WHAT YOU NEED TO DO> Your task is to filter the data below down to the lines holding "Homes".

>> start DATA ROWS

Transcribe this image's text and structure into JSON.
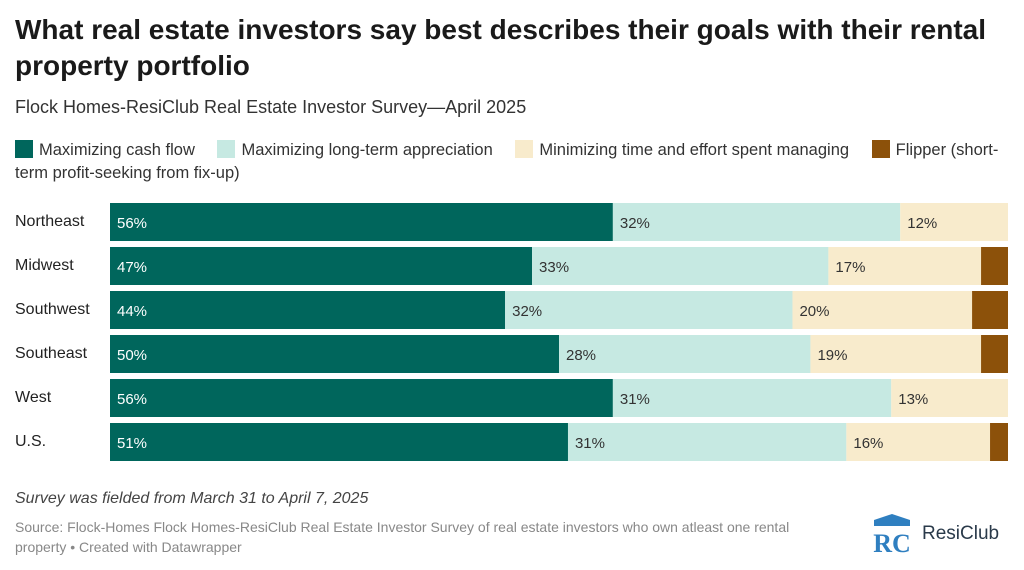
{
  "header": {
    "title": "What real estate investors say best describes their goals with their rental property portfolio",
    "subtitle": "Flock Homes-ResiClub Real Estate Investor Survey—April 2025"
  },
  "chart_data": {
    "type": "bar",
    "orientation": "horizontal",
    "stacked": true,
    "normalized": true,
    "title": "What real estate investors say best describes their goals with their rental property portfolio",
    "subtitle": "Flock Homes-ResiClub Real Estate Investor Survey—April 2025",
    "categories": [
      "Northeast",
      "Midwest",
      "Southwest",
      "Southeast",
      "West",
      "U.S."
    ],
    "series": [
      {
        "name": "Maximizing cash flow",
        "color": "#00665c",
        "values": [
          56,
          47,
          44,
          50,
          56,
          51
        ],
        "labels": [
          "56%",
          "47%",
          "44%",
          "50%",
          "56%",
          "51%"
        ],
        "label_color": "#ffffff"
      },
      {
        "name": "Maximizing long-term appreciation",
        "color": "#c6e9e2",
        "values": [
          32,
          33,
          32,
          28,
          31,
          31
        ],
        "labels": [
          "32%",
          "33%",
          "32%",
          "28%",
          "31%",
          "31%"
        ],
        "label_color": "#333333"
      },
      {
        "name": "Minimizing time and effort spent managing",
        "color": "#f8ebcc",
        "values": [
          12,
          17,
          20,
          19,
          13,
          16
        ],
        "labels": [
          "12%",
          "17%",
          "20%",
          "19%",
          "13%",
          "16%"
        ],
        "label_color": "#333333"
      },
      {
        "name": "Flipper (short-term profit-seeking from fix-up)",
        "color": "#8c510a",
        "values": [
          0,
          3,
          4,
          3,
          0,
          2
        ],
        "labels": [
          "",
          "",
          "",
          "",
          "",
          ""
        ],
        "label_color": "#ffffff"
      }
    ],
    "xlim": [
      0,
      100
    ],
    "legend_position": "top",
    "grid": false
  },
  "footer": {
    "note": "Survey was fielded from March 31 to April 7, 2025",
    "source": "Source: Flock-Homes Flock Homes-ResiClub Real Estate Investor Survey of real estate investors who own atleast one rental property • Created with Datawrapper",
    "logo_text": "ResiClub",
    "logo_mark": "RC"
  }
}
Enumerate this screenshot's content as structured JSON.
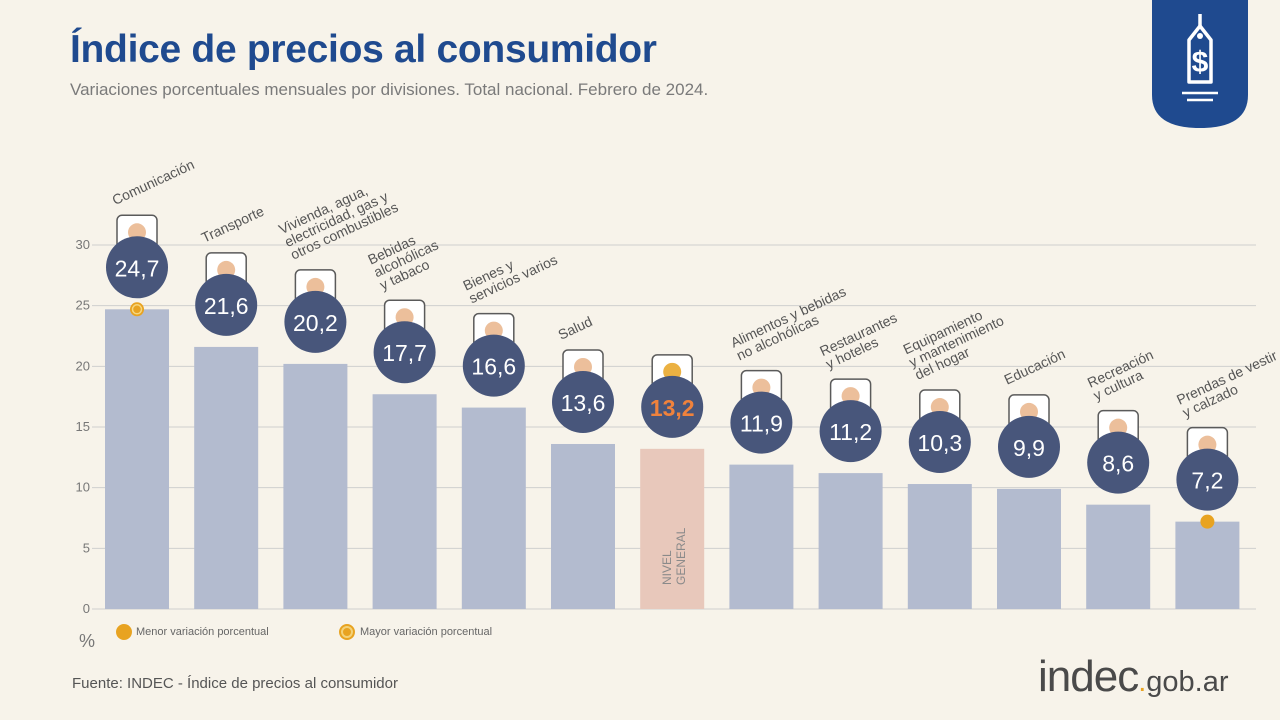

>> end DATA ROWS

TASK RESPONSE>
    "subtitle": "Flock Homes-ResiClub Real Estate Investor Survey—April 2025"
    "subtitle": "Flock Homes-ResiClub Real Estate Investor Survey—April 2025",
    "source": "Source: Flock-Homes Flock Homes-ResiClub Real Estate Investor Survey of real estate investors who own atleast one rental property • Created with Datawrapper",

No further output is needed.